GIVEN PROBLEM »
Write out the entire listing below exactly as it appears, minus any pictures.

[Figure collection entries]
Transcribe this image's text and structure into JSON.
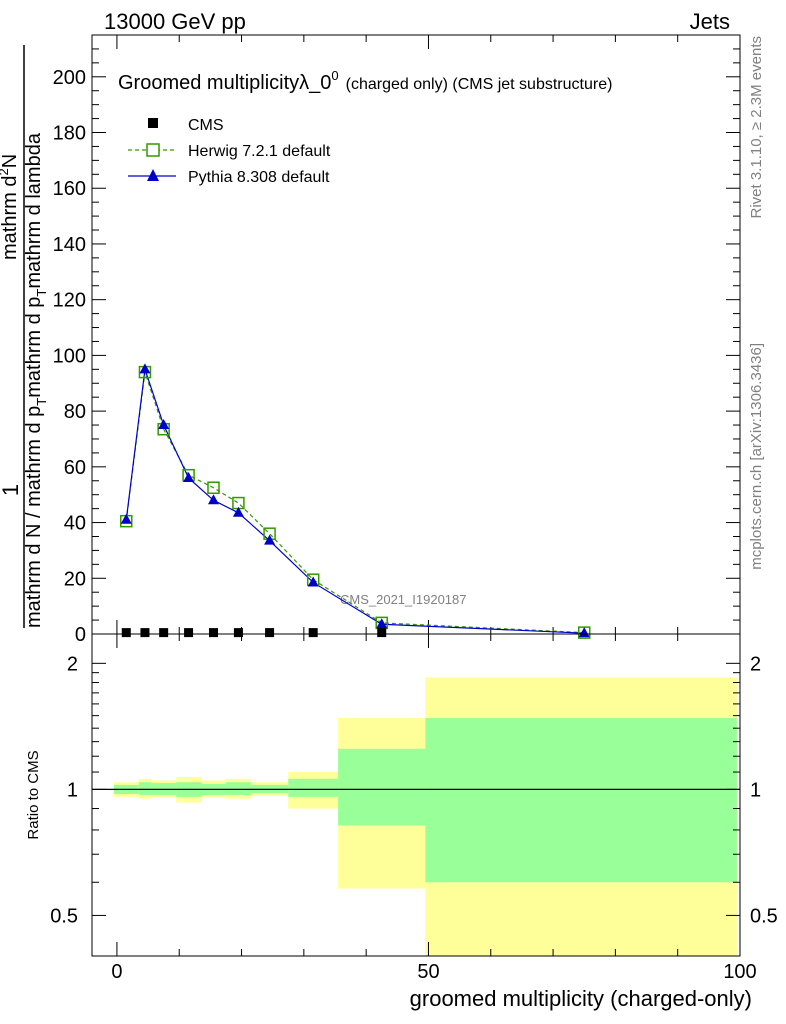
{
  "header": {
    "left": "13000 GeV pp",
    "right": "Jets"
  },
  "side_labels": {
    "top": "Rivet 3.1.10, ≥ 2.3M events",
    "bottom": "mcplots.cern.ch [arXiv:1306.3436]"
  },
  "watermark": "CMS_2021_I1920187",
  "chart_data": [
    {
      "type": "line",
      "title": "Groomed multiplicityλ_0",
      "title_sup": "0",
      "subtitle": "(charged only) (CMS jet substructure)",
      "ylabel": {
        "numerator_top": "mathrm d",
        "numerator_sup": "2",
        "numerator_rest": "N",
        "one": "1",
        "main": "mathrm d N / mathrm d p",
        "main_sub": "T",
        "main_rest": "mathrm d p",
        "main_sub2": "T",
        "main_rest2": "mathrm d lambda"
      },
      "xlim": [
        -4,
        100
      ],
      "ylim": [
        0,
        215
      ],
      "yticks": [
        0,
        20,
        40,
        60,
        80,
        100,
        120,
        140,
        160,
        180,
        200
      ],
      "legend": [
        "CMS",
        "Herwig 7.2.1 default",
        "Pythia 8.308 default"
      ],
      "colors": {
        "cms": "#000000",
        "herwig": "#339900",
        "pythia": "#0000cc"
      },
      "series": [
        {
          "name": "CMS",
          "x": [
            1.5,
            4.5,
            7.5,
            11.5,
            15.5,
            19.5,
            24.5,
            31.5,
            42.5
          ],
          "y": [
            0.5,
            0.5,
            0.5,
            0.5,
            0.5,
            0.5,
            0.5,
            0.5,
            0.5
          ]
        },
        {
          "name": "Herwig 7.2.1 default",
          "x": [
            1.5,
            4.5,
            7.5,
            11.5,
            15.5,
            19.5,
            24.5,
            31.5,
            42.5,
            75
          ],
          "y": [
            40.5,
            94,
            73.5,
            57,
            52.5,
            47,
            36,
            19.5,
            4,
            0.5
          ]
        },
        {
          "name": "Pythia 8.308 default",
          "x": [
            1.5,
            4.5,
            7.5,
            11.5,
            15.5,
            19.5,
            24.5,
            31.5,
            42.5,
            75
          ],
          "y": [
            41,
            95,
            75,
            56,
            48,
            43.5,
            33.5,
            18.5,
            3.5,
            0.3
          ]
        }
      ]
    },
    {
      "type": "area",
      "ylabel": "Ratio to CMS",
      "xlabel": "groomed multiplicity (charged-only)",
      "xlim": [
        -4,
        100
      ],
      "ylim": [
        0.4,
        2.35
      ],
      "yticks": [
        0.5,
        1,
        2
      ],
      "xticks": [
        0,
        50,
        100
      ],
      "colors": {
        "inner": "#99ff99",
        "outer": "#ffff99",
        "ref": "#000000"
      },
      "bands": [
        {
          "x0": -0.5,
          "x1": 3.5,
          "outer": [
            0.96,
            1.04
          ],
          "inner": [
            0.975,
            1.025
          ]
        },
        {
          "x0": 3.5,
          "x1": 5.5,
          "outer": [
            0.95,
            1.06
          ],
          "inner": [
            0.97,
            1.04
          ]
        },
        {
          "x0": 5.5,
          "x1": 9.5,
          "outer": [
            0.955,
            1.05
          ],
          "inner": [
            0.97,
            1.035
          ]
        },
        {
          "x0": 9.5,
          "x1": 13.5,
          "outer": [
            0.93,
            1.07
          ],
          "inner": [
            0.96,
            1.04
          ]
        },
        {
          "x0": 13.5,
          "x1": 17.5,
          "outer": [
            0.955,
            1.05
          ],
          "inner": [
            0.97,
            1.03
          ]
        },
        {
          "x0": 17.5,
          "x1": 21.5,
          "outer": [
            0.95,
            1.06
          ],
          "inner": [
            0.97,
            1.04
          ]
        },
        {
          "x0": 21.5,
          "x1": 27.5,
          "outer": [
            0.965,
            1.04
          ],
          "inner": [
            0.98,
            1.025
          ]
        },
        {
          "x0": 27.5,
          "x1": 35.5,
          "outer": [
            0.9,
            1.1
          ],
          "inner": [
            0.96,
            1.06
          ]
        },
        {
          "x0": 35.5,
          "x1": 49.5,
          "outer": [
            0.58,
            1.48
          ],
          "inner": [
            0.82,
            1.25
          ]
        },
        {
          "x0": 49.5,
          "x1": 99.5,
          "outer": [
            0.4,
            1.85
          ],
          "inner": [
            0.6,
            1.48
          ]
        }
      ]
    }
  ]
}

FULL OUTPUT »
Transcribe this image's text and structure into JSON.
{
  "header": {
    "left": "13000 GeV pp",
    "right": "Jets"
  },
  "side_labels": {
    "top": "Rivet 3.1.10, ≥ 2.3M events",
    "bottom": "mcplots.cern.ch [arXiv:1306.3436]"
  },
  "watermark": "CMS_2021_I1920187",
  "chart_data": [
    {
      "type": "line",
      "title": "Groomed multiplicityλ_0",
      "title_sup": "0",
      "subtitle": "(charged only) (CMS jet substructure)",
      "ylabel": {
        "numerator_top": "mathrm d",
        "numerator_sup": "2",
        "numerator_rest": "N",
        "one": "1",
        "main": "mathrm d N / mathrm d p",
        "main_sub": "T",
        "main_rest": "mathrm d p",
        "main_sub2": "T",
        "main_rest2": "mathrm d lambda"
      },
      "xlim": [
        -4,
        100
      ],
      "ylim": [
        0,
        215
      ],
      "yticks": [
        0,
        20,
        40,
        60,
        80,
        100,
        120,
        140,
        160,
        180,
        200
      ],
      "legend": [
        "CMS",
        "Herwig 7.2.1 default",
        "Pythia 8.308 default"
      ],
      "colors": {
        "cms": "#000000",
        "herwig": "#339900",
        "pythia": "#0000cc"
      },
      "series": [
        {
          "name": "CMS",
          "x": [
            1.5,
            4.5,
            7.5,
            11.5,
            15.5,
            19.5,
            24.5,
            31.5,
            42.5
          ],
          "y": [
            0.5,
            0.5,
            0.5,
            0.5,
            0.5,
            0.5,
            0.5,
            0.5,
            0.5
          ]
        },
        {
          "name": "Herwig 7.2.1 default",
          "x": [
            1.5,
            4.5,
            7.5,
            11.5,
            15.5,
            19.5,
            24.5,
            31.5,
            42.5,
            75
          ],
          "y": [
            40.5,
            94,
            73.5,
            57,
            52.5,
            47,
            36,
            19.5,
            4,
            0.5
          ]
        },
        {
          "name": "Pythia 8.308 default",
          "x": [
            1.5,
            4.5,
            7.5,
            11.5,
            15.5,
            19.5,
            24.5,
            31.5,
            42.5,
            75
          ],
          "y": [
            41,
            95,
            75,
            56,
            48,
            43.5,
            33.5,
            18.5,
            3.5,
            0.3
          ]
        }
      ]
    },
    {
      "type": "area",
      "ylabel": "Ratio to CMS",
      "xlabel": "groomed multiplicity (charged-only)",
      "xlim": [
        -4,
        100
      ],
      "ylim": [
        0.4,
        2.35
      ],
      "yticks": [
        0.5,
        1,
        2
      ],
      "xticks": [
        0,
        50,
        100
      ],
      "colors": {
        "inner": "#99ff99",
        "outer": "#ffff99",
        "ref": "#000000"
      },
      "bands": [
        {
          "x0": -0.5,
          "x1": 3.5,
          "outer": [
            0.96,
            1.04
          ],
          "inner": [
            0.975,
            1.025
          ]
        },
        {
          "x0": 3.5,
          "x1": 5.5,
          "outer": [
            0.95,
            1.06
          ],
          "inner": [
            0.97,
            1.04
          ]
        },
        {
          "x0": 5.5,
          "x1": 9.5,
          "outer": [
            0.955,
            1.05
          ],
          "inner": [
            0.97,
            1.035
          ]
        },
        {
          "x0": 9.5,
          "x1": 13.5,
          "outer": [
            0.93,
            1.07
          ],
          "inner": [
            0.96,
            1.04
          ]
        },
        {
          "x0": 13.5,
          "x1": 17.5,
          "outer": [
            0.955,
            1.05
          ],
          "inner": [
            0.97,
            1.03
          ]
        },
        {
          "x0": 17.5,
          "x1": 21.5,
          "outer": [
            0.95,
            1.06
          ],
          "inner": [
            0.97,
            1.04
          ]
        },
        {
          "x0": 21.5,
          "x1": 27.5,
          "outer": [
            0.965,
            1.04
          ],
          "inner": [
            0.98,
            1.025
          ]
        },
        {
          "x0": 27.5,
          "x1": 35.5,
          "outer": [
            0.9,
            1.1
          ],
          "inner": [
            0.96,
            1.06
          ]
        },
        {
          "x0": 35.5,
          "x1": 49.5,
          "outer": [
            0.58,
            1.48
          ],
          "inner": [
            0.82,
            1.25
          ]
        },
        {
          "x0": 49.5,
          "x1": 99.5,
          "outer": [
            0.4,
            1.85
          ],
          "inner": [
            0.6,
            1.48
          ]
        }
      ]
    }
  ]
}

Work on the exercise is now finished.